→ GIVEN ENTRIES

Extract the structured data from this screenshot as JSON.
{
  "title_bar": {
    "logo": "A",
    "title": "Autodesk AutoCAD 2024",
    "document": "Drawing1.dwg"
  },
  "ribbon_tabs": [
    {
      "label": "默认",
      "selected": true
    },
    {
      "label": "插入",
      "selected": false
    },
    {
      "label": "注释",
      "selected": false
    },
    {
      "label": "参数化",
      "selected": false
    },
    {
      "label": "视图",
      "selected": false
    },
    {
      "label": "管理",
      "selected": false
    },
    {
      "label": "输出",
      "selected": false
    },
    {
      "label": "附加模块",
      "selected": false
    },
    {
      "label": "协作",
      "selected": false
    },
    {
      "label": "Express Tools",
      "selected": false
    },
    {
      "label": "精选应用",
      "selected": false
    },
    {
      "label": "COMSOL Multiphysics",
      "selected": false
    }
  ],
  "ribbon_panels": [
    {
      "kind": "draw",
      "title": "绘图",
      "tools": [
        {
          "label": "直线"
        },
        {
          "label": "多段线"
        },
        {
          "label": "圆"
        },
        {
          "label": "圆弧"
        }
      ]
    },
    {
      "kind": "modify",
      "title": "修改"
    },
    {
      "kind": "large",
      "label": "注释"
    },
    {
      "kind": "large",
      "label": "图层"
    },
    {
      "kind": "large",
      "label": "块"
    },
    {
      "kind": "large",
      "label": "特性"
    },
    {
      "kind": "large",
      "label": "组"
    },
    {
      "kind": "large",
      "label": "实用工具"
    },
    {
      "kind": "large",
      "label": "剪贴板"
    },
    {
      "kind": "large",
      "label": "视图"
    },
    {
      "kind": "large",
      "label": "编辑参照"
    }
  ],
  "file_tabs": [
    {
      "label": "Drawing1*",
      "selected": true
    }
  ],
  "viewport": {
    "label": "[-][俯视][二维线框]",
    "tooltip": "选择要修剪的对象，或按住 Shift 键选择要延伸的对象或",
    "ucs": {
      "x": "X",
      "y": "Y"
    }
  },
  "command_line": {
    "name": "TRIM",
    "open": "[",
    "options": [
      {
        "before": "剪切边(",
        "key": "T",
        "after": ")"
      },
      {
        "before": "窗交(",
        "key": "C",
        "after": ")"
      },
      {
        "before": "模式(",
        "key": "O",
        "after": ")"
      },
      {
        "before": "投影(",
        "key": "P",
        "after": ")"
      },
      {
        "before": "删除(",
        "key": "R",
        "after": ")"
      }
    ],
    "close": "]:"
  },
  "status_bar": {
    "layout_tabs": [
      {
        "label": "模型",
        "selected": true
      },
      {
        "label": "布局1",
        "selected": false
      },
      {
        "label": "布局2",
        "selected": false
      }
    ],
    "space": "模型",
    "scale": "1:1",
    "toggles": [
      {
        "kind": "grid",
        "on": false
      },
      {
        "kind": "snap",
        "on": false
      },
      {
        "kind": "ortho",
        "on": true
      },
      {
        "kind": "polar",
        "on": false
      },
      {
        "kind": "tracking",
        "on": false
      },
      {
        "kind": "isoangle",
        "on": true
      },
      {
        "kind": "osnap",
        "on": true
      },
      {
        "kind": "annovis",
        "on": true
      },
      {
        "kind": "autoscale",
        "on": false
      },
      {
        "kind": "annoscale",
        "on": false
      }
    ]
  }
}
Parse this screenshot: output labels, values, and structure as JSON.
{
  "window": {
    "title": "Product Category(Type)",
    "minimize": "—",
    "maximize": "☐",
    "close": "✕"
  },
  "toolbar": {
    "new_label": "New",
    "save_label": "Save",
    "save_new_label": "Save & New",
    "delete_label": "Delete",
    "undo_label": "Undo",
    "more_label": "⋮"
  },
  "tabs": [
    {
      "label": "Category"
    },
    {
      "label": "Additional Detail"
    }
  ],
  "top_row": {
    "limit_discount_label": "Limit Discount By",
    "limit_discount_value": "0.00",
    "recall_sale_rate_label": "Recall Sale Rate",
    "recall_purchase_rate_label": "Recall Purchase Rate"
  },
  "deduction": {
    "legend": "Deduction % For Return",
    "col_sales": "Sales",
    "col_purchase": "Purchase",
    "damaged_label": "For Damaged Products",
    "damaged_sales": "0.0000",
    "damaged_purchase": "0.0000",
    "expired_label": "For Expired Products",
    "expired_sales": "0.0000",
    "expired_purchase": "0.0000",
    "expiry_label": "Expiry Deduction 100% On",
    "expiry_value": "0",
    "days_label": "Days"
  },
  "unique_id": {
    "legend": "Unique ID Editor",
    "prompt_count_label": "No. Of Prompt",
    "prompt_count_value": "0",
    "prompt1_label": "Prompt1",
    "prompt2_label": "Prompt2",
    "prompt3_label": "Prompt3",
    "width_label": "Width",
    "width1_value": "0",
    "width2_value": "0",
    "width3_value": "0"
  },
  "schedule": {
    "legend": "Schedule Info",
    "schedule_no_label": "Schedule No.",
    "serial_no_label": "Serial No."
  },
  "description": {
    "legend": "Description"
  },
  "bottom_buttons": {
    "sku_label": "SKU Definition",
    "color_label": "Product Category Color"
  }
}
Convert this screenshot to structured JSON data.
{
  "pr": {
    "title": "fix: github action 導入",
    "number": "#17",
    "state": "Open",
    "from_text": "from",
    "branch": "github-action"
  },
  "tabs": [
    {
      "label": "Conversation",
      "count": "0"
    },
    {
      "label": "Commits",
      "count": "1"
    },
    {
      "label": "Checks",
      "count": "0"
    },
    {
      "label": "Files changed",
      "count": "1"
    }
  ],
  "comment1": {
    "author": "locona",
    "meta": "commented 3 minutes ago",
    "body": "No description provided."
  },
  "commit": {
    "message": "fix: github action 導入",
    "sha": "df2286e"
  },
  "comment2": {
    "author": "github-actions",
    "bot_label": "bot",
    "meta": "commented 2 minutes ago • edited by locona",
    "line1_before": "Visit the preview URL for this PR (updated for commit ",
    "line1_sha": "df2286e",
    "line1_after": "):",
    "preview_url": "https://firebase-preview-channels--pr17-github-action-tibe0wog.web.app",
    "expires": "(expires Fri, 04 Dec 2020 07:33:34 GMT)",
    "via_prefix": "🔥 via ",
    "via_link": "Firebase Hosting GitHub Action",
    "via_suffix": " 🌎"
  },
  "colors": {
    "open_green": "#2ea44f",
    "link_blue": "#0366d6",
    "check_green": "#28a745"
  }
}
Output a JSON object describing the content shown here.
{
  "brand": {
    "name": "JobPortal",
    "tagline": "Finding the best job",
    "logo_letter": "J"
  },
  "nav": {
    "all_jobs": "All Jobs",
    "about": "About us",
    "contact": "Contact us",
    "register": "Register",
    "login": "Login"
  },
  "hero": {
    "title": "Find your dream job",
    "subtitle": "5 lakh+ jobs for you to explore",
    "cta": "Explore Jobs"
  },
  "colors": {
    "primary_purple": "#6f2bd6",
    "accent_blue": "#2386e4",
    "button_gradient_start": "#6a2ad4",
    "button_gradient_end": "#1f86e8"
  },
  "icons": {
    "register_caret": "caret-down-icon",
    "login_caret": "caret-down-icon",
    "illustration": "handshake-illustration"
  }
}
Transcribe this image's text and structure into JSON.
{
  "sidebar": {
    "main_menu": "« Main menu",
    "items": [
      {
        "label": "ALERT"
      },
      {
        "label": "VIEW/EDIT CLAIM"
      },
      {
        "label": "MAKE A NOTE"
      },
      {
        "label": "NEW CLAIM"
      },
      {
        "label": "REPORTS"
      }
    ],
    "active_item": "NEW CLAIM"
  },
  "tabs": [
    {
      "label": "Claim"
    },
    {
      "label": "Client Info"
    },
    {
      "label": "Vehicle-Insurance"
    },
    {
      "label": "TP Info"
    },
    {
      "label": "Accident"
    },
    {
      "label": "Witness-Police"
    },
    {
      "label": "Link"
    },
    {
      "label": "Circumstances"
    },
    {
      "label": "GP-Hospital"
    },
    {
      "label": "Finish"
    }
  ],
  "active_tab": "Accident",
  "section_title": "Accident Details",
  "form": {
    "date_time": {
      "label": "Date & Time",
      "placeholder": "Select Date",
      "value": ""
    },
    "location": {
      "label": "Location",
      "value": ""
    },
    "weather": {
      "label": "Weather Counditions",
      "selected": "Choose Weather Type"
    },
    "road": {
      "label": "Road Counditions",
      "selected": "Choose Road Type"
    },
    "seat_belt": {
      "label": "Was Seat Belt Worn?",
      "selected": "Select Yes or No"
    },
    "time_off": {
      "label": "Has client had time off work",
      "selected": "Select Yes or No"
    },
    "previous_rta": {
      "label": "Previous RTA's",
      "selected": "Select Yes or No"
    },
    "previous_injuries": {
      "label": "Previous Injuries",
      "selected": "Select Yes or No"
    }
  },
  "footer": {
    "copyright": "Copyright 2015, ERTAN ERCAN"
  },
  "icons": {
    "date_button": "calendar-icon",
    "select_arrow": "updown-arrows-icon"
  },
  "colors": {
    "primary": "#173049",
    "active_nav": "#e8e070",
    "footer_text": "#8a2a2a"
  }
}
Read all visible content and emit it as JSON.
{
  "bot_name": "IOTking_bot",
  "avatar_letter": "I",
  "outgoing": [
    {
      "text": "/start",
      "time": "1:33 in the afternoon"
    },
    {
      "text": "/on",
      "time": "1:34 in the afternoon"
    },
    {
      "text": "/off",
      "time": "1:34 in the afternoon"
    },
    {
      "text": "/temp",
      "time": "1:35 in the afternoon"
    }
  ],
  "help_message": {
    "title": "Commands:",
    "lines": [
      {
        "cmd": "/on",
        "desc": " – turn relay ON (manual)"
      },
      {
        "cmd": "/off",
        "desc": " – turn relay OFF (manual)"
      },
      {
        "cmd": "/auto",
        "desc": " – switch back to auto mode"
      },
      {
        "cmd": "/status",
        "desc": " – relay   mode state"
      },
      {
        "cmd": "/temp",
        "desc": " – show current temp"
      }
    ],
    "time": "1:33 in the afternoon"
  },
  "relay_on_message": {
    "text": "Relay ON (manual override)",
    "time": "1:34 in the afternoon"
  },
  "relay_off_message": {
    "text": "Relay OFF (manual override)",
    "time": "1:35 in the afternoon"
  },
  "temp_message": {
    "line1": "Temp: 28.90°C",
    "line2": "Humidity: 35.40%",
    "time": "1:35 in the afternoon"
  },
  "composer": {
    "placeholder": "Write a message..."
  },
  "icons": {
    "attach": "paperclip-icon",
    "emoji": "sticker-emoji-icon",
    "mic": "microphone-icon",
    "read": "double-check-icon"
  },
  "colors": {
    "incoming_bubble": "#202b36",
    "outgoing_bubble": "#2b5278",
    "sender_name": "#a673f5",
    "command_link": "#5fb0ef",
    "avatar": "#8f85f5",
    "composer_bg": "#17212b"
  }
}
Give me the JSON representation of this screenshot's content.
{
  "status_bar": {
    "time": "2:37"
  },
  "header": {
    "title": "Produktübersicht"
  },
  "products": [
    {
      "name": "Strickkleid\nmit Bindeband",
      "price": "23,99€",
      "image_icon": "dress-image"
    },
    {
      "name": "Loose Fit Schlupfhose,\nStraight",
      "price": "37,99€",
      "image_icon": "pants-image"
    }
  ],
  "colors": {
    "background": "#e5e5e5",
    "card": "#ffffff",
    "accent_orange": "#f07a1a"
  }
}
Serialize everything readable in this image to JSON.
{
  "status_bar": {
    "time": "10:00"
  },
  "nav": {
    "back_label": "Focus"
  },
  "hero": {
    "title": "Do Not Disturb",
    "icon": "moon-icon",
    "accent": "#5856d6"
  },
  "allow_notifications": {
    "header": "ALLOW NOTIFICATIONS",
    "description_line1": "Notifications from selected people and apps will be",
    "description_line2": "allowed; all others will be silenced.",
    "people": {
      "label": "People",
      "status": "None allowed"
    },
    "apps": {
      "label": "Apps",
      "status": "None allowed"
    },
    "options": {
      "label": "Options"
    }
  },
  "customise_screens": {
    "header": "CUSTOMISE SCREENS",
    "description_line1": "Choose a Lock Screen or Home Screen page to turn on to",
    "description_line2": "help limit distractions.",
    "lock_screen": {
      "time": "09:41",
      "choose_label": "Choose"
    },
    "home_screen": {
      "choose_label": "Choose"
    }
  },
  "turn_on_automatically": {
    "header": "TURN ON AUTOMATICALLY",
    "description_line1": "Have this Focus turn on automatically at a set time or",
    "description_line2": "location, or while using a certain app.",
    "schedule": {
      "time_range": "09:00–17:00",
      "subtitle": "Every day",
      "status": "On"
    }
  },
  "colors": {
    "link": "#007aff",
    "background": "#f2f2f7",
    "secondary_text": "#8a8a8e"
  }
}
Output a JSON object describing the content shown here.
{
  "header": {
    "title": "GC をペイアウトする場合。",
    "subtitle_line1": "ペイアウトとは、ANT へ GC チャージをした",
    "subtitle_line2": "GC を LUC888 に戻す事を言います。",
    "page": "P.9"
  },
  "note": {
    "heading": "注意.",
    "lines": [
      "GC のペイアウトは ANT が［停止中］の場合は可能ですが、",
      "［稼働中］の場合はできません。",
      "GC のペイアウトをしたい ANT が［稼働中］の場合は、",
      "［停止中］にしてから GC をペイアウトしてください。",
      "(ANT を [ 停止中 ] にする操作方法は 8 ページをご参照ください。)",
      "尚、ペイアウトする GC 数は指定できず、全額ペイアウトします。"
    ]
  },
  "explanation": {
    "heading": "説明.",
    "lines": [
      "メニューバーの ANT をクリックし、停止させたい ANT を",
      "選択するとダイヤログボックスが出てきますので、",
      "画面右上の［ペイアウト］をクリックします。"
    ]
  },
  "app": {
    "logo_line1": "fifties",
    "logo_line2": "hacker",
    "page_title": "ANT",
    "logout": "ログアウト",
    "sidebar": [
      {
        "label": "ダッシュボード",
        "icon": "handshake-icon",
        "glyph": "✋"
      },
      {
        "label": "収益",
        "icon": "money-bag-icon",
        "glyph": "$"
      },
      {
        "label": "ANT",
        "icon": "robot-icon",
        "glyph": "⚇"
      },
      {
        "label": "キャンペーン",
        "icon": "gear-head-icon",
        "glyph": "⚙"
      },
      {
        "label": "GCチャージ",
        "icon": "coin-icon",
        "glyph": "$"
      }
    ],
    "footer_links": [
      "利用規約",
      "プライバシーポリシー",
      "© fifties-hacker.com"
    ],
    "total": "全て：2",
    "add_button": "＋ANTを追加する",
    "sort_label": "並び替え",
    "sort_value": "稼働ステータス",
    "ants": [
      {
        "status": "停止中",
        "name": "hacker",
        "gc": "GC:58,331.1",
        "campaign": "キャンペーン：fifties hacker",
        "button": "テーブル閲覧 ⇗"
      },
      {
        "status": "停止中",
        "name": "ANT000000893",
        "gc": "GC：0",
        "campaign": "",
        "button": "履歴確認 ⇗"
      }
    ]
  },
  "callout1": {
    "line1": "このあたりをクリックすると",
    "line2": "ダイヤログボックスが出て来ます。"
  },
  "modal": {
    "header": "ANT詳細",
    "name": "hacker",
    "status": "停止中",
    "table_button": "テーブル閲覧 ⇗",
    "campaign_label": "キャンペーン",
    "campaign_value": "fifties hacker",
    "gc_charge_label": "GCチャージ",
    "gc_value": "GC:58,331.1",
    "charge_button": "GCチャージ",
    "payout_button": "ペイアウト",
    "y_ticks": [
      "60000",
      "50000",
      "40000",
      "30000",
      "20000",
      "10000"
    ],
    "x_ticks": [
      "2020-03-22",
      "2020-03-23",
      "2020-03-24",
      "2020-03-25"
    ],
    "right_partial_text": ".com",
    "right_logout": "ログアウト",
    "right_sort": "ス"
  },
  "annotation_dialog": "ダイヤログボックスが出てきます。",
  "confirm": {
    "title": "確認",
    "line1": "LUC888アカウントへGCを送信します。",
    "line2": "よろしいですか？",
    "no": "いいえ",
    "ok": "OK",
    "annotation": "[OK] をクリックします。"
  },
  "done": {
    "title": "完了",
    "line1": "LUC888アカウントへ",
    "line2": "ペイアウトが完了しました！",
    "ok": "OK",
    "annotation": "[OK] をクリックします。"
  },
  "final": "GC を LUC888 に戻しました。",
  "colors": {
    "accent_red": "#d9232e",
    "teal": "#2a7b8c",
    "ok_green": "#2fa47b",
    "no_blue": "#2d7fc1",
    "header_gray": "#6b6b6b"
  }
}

→ REQUIRED WORK
Within the data above, pick out all lines holding the word "legend".

→ OUTPUT FOR THIS TASK
    "legend": "Deduction % For Return",
    "legend": "Unique ID Editor",
    "legend": "Schedule Info",
    "legend": "Description"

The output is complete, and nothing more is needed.